▸ **Task to carry out**: Pick out each line of the records in which the word "White" appears.

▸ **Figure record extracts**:
----------
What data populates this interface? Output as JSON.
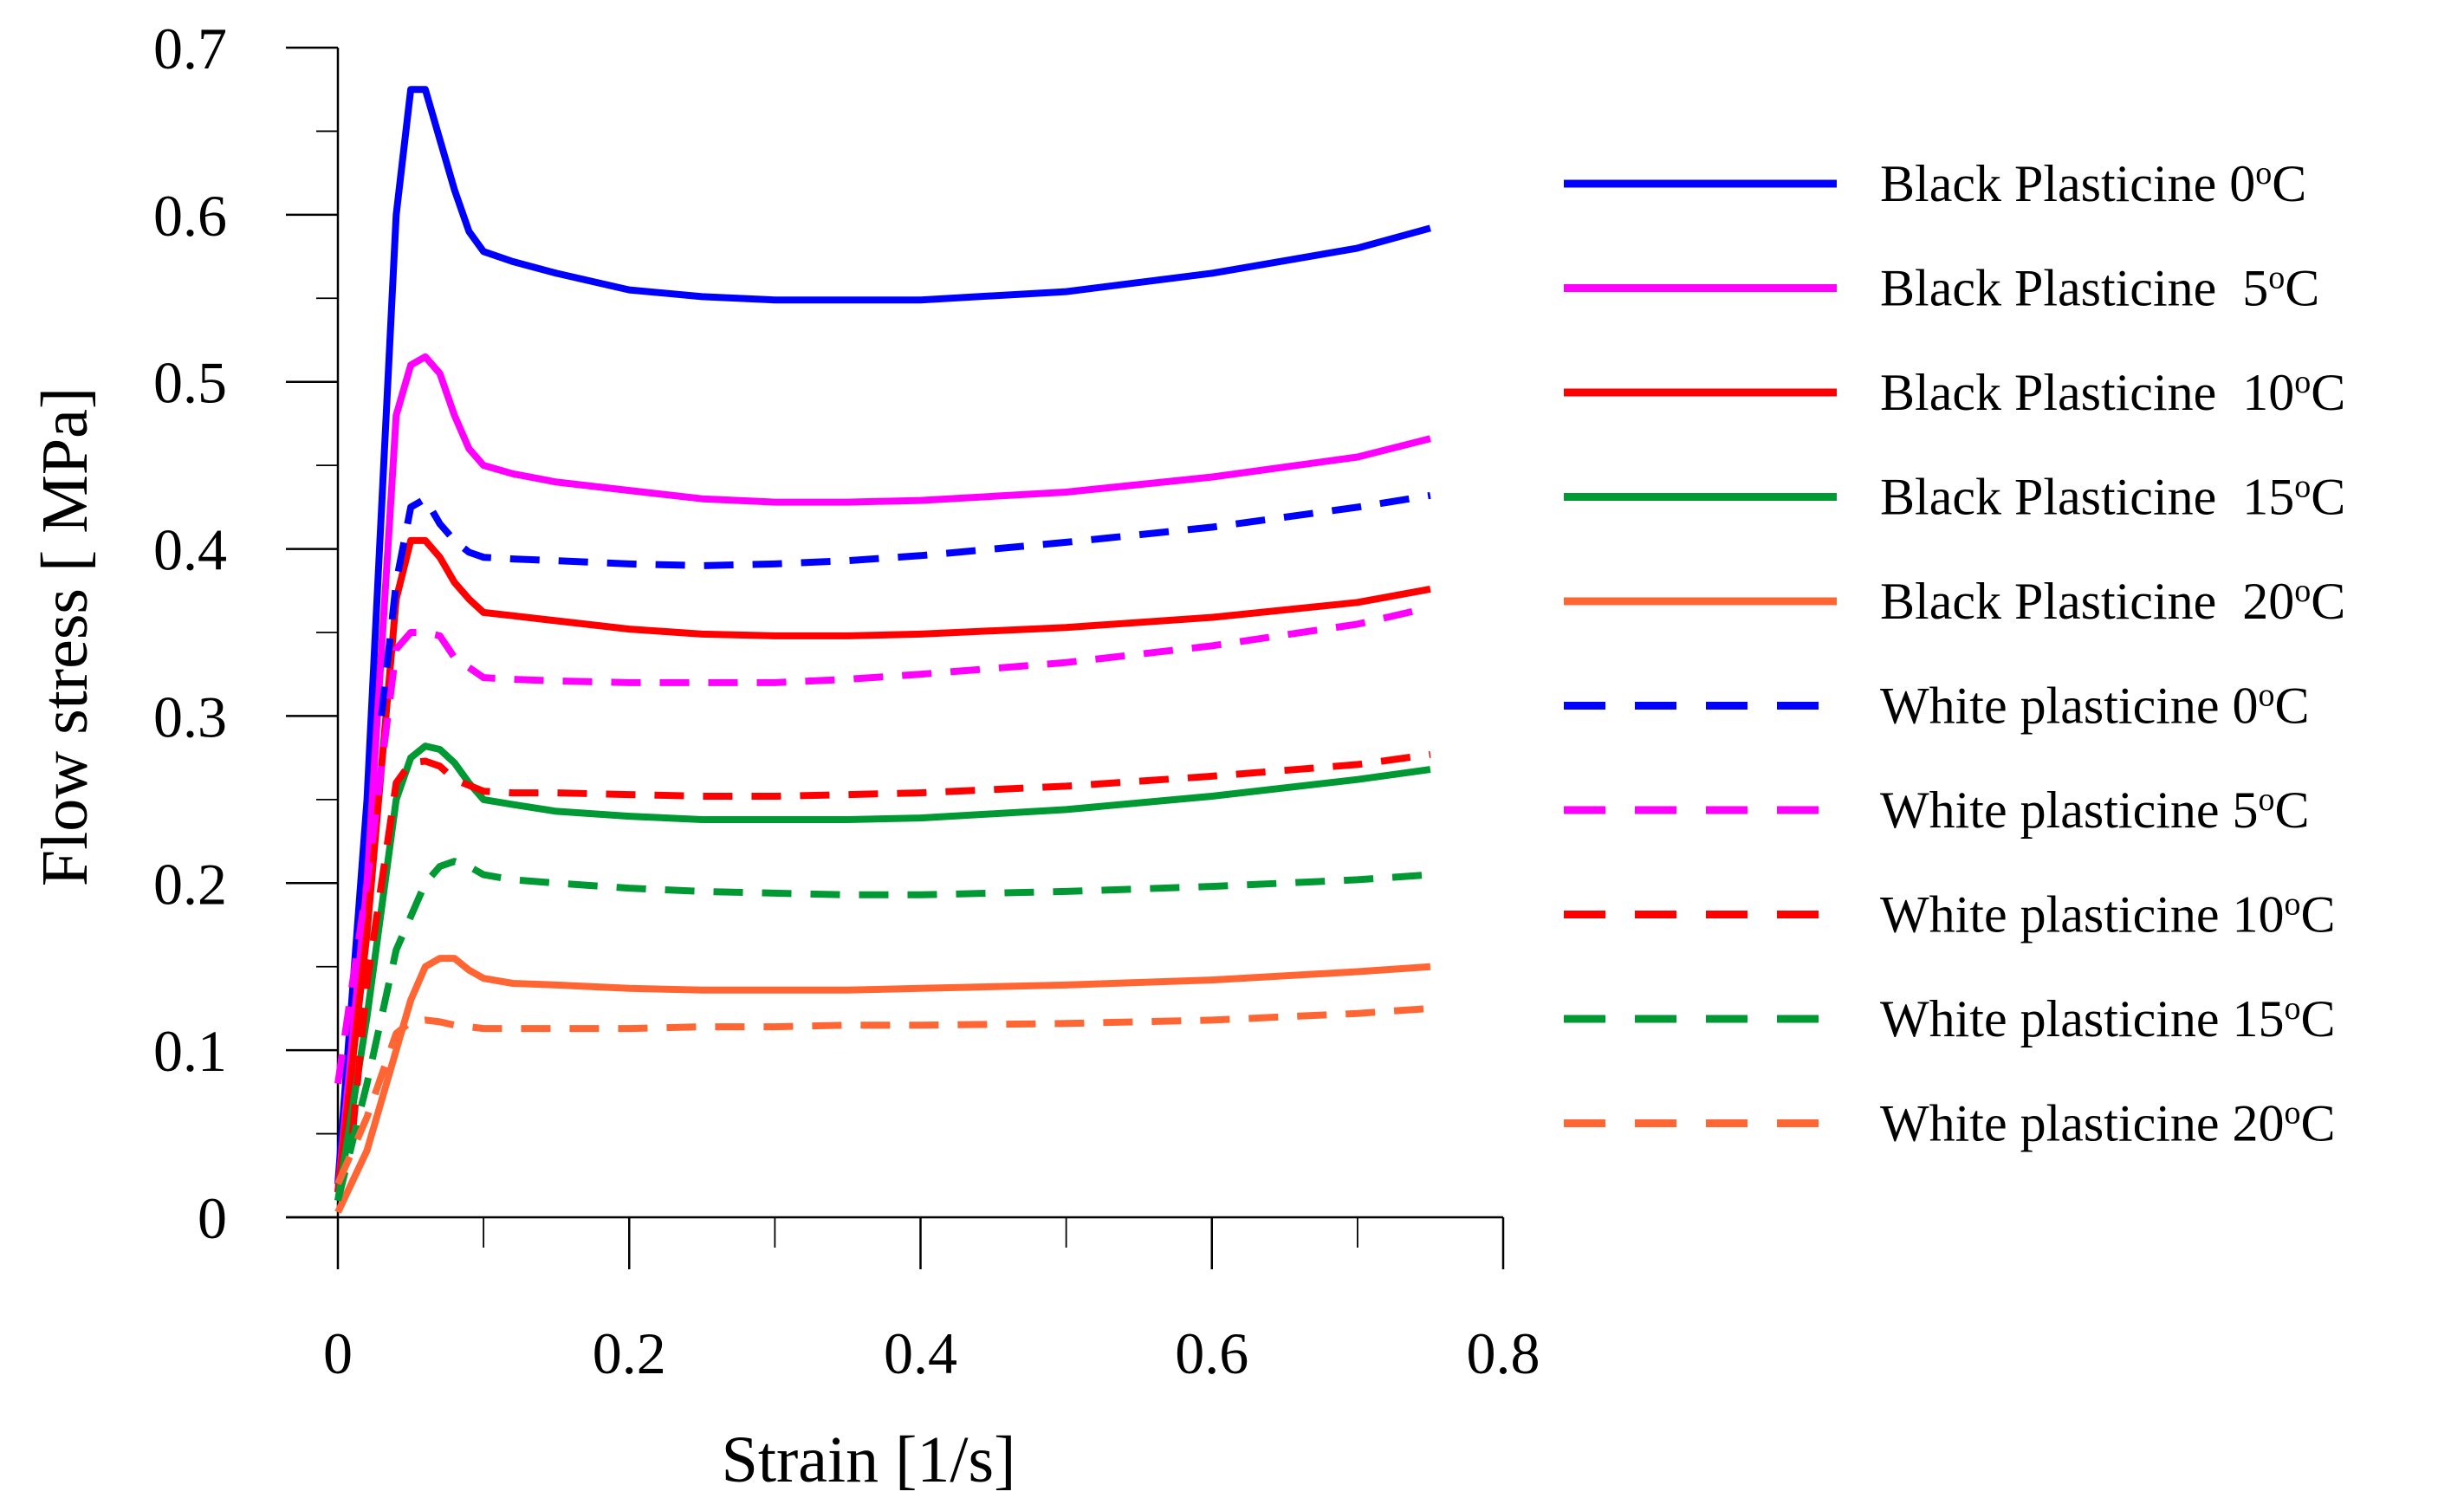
{
  "chart_data": {
    "type": "line",
    "title": "",
    "xlabel": "Strain [1/s]",
    "ylabel": "Flow stress [ MPa]",
    "xlim": [
      0,
      0.8
    ],
    "ylim": [
      0,
      0.7
    ],
    "xticks": [
      "0",
      "0.2",
      "0.4",
      "0.6",
      "0.8"
    ],
    "yticks": [
      "0",
      "0.1",
      "0.2",
      "0.3",
      "0.4",
      "0.5",
      "0.6",
      "0.7"
    ],
    "grid": false,
    "legend_position": "right",
    "series": [
      {
        "name": "Black Plasticine 0",
        "unit": "oC",
        "color": "#0000ff",
        "dash": "solid",
        "x": [
          0,
          0.02,
          0.04,
          0.05,
          0.06,
          0.07,
          0.08,
          0.09,
          0.1,
          0.12,
          0.15,
          0.2,
          0.25,
          0.3,
          0.35,
          0.4,
          0.5,
          0.6,
          0.7,
          0.75
        ],
        "y": [
          0.02,
          0.25,
          0.6,
          0.675,
          0.675,
          0.645,
          0.615,
          0.59,
          0.578,
          0.572,
          0.565,
          0.555,
          0.551,
          0.549,
          0.549,
          0.549,
          0.554,
          0.565,
          0.58,
          0.592
        ]
      },
      {
        "name": "Black Plasticine  5",
        "unit": "oC",
        "color": "#ff00ff",
        "dash": "solid",
        "x": [
          0,
          0.02,
          0.04,
          0.05,
          0.06,
          0.07,
          0.08,
          0.09,
          0.1,
          0.12,
          0.15,
          0.2,
          0.25,
          0.3,
          0.35,
          0.4,
          0.5,
          0.6,
          0.7,
          0.75
        ],
        "y": [
          0.015,
          0.2,
          0.48,
          0.51,
          0.515,
          0.505,
          0.48,
          0.46,
          0.45,
          0.445,
          0.44,
          0.435,
          0.43,
          0.428,
          0.428,
          0.429,
          0.434,
          0.443,
          0.455,
          0.466
        ]
      },
      {
        "name": "Black Plasticine  10",
        "unit": "oC",
        "color": "#ff0000",
        "dash": "solid",
        "x": [
          0,
          0.02,
          0.04,
          0.05,
          0.06,
          0.07,
          0.08,
          0.09,
          0.1,
          0.12,
          0.15,
          0.2,
          0.25,
          0.3,
          0.35,
          0.4,
          0.5,
          0.6,
          0.7,
          0.75
        ],
        "y": [
          0.015,
          0.17,
          0.37,
          0.405,
          0.405,
          0.395,
          0.38,
          0.37,
          0.362,
          0.36,
          0.357,
          0.352,
          0.349,
          0.348,
          0.348,
          0.349,
          0.353,
          0.359,
          0.368,
          0.376
        ]
      },
      {
        "name": "Black Plasticine  15",
        "unit": "oC",
        "color": "#009933",
        "dash": "solid",
        "x": [
          0,
          0.02,
          0.04,
          0.05,
          0.06,
          0.07,
          0.08,
          0.09,
          0.1,
          0.12,
          0.15,
          0.2,
          0.25,
          0.3,
          0.35,
          0.4,
          0.5,
          0.6,
          0.7,
          0.75
        ],
        "y": [
          0.01,
          0.12,
          0.25,
          0.275,
          0.282,
          0.28,
          0.272,
          0.26,
          0.25,
          0.247,
          0.243,
          0.24,
          0.238,
          0.238,
          0.238,
          0.239,
          0.244,
          0.252,
          0.262,
          0.268
        ]
      },
      {
        "name": "Black Plasticine  20",
        "unit": "oC",
        "color": "#ff6633",
        "dash": "solid",
        "x": [
          0,
          0.02,
          0.04,
          0.05,
          0.06,
          0.07,
          0.08,
          0.09,
          0.1,
          0.12,
          0.15,
          0.2,
          0.25,
          0.3,
          0.35,
          0.4,
          0.5,
          0.6,
          0.7,
          0.75
        ],
        "y": [
          0.003,
          0.04,
          0.1,
          0.13,
          0.15,
          0.155,
          0.155,
          0.148,
          0.143,
          0.14,
          0.139,
          0.137,
          0.136,
          0.136,
          0.136,
          0.137,
          0.139,
          0.142,
          0.147,
          0.15
        ]
      },
      {
        "name": "White plasticine 0",
        "unit": "oC",
        "color": "#0000ff",
        "dash": "dashed",
        "x": [
          0.03,
          0.04,
          0.05,
          0.06,
          0.07,
          0.08,
          0.09,
          0.1,
          0.12,
          0.15,
          0.2,
          0.25,
          0.3,
          0.35,
          0.4,
          0.5,
          0.6,
          0.7,
          0.75
        ],
        "y": [
          0.3,
          0.38,
          0.425,
          0.43,
          0.415,
          0.405,
          0.398,
          0.395,
          0.394,
          0.393,
          0.391,
          0.39,
          0.391,
          0.393,
          0.396,
          0.404,
          0.413,
          0.425,
          0.432
        ]
      },
      {
        "name": "White plasticine 5",
        "unit": "oC",
        "color": "#ff00ff",
        "dash": "dashed",
        "x": [
          0,
          0.02,
          0.04,
          0.05,
          0.06,
          0.07,
          0.08,
          0.1,
          0.12,
          0.15,
          0.2,
          0.25,
          0.3,
          0.35,
          0.4,
          0.5,
          0.6,
          0.7,
          0.75
        ],
        "y": [
          0.08,
          0.2,
          0.34,
          0.35,
          0.35,
          0.348,
          0.335,
          0.323,
          0.322,
          0.321,
          0.32,
          0.32,
          0.32,
          0.322,
          0.325,
          0.332,
          0.342,
          0.355,
          0.365
        ]
      },
      {
        "name": "White plasticine 10",
        "unit": "oC",
        "color": "#ff0000",
        "dash": "dashed",
        "x": [
          0.01,
          0.02,
          0.04,
          0.05,
          0.06,
          0.07,
          0.08,
          0.1,
          0.12,
          0.15,
          0.2,
          0.25,
          0.3,
          0.35,
          0.4,
          0.5,
          0.6,
          0.7,
          0.75
        ],
        "y": [
          0.05,
          0.14,
          0.26,
          0.272,
          0.273,
          0.27,
          0.262,
          0.255,
          0.254,
          0.254,
          0.253,
          0.252,
          0.252,
          0.253,
          0.254,
          0.258,
          0.264,
          0.271,
          0.277
        ]
      },
      {
        "name": "White plasticine 15",
        "unit": "oC",
        "color": "#009933",
        "dash": "dashed",
        "x": [
          0,
          0.02,
          0.04,
          0.05,
          0.06,
          0.07,
          0.08,
          0.09,
          0.1,
          0.12,
          0.15,
          0.2,
          0.25,
          0.3,
          0.35,
          0.4,
          0.5,
          0.6,
          0.7,
          0.75
        ],
        "y": [
          0.01,
          0.08,
          0.16,
          0.18,
          0.2,
          0.21,
          0.213,
          0.21,
          0.205,
          0.202,
          0.2,
          0.197,
          0.195,
          0.194,
          0.193,
          0.193,
          0.195,
          0.198,
          0.202,
          0.205
        ]
      },
      {
        "name": "White plasticine 20",
        "unit": "oC",
        "color": "#ff6633",
        "dash": "dashed",
        "x": [
          0,
          0.02,
          0.04,
          0.05,
          0.06,
          0.07,
          0.08,
          0.1,
          0.12,
          0.15,
          0.2,
          0.25,
          0.3,
          0.35,
          0.4,
          0.5,
          0.6,
          0.7,
          0.75
        ],
        "y": [
          0.02,
          0.06,
          0.11,
          0.117,
          0.118,
          0.117,
          0.115,
          0.113,
          0.113,
          0.113,
          0.113,
          0.114,
          0.114,
          0.115,
          0.115,
          0.116,
          0.118,
          0.122,
          0.125
        ]
      }
    ]
  }
}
----------
▸ **Final result**:
        "name": "White plasticine 0",
        "name": "White plasticine 5",
        "name": "White plasticine 10",
        "name": "White plasticine 15",
        "name": "White plasticine 20",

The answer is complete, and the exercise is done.